Start of PROVIDED DATA

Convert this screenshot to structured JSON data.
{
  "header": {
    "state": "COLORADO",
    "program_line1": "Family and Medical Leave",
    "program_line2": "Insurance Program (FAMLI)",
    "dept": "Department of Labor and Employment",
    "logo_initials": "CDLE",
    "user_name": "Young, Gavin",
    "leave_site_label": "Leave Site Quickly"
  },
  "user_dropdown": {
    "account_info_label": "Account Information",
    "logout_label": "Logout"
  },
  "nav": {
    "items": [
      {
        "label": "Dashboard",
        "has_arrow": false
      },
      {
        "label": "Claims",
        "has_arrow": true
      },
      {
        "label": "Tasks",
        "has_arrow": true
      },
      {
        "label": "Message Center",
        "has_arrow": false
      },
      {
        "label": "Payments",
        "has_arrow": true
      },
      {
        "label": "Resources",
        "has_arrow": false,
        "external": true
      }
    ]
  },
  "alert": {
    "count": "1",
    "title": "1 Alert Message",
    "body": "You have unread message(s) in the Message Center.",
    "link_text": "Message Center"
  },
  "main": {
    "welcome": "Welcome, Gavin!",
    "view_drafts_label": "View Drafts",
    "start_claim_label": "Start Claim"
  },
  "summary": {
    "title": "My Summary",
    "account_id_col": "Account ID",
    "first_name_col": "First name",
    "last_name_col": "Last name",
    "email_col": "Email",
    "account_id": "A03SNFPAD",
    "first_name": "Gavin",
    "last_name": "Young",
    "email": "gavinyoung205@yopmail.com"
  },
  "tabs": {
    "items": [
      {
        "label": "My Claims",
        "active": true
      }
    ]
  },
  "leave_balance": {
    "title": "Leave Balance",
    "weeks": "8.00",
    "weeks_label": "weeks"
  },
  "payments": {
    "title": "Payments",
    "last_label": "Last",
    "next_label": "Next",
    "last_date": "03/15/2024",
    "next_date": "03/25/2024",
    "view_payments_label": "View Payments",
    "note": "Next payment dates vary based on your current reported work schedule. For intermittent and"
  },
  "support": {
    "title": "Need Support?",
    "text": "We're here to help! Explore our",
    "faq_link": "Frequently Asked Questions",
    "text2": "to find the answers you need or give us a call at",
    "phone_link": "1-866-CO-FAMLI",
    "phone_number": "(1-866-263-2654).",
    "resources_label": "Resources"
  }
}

End of PROVIDED DATA

DO THIS: Determine the count of lines in the data above with the string "Message" in them, and give that count alone.

SOLUTION TO THIS PROBLEM: 4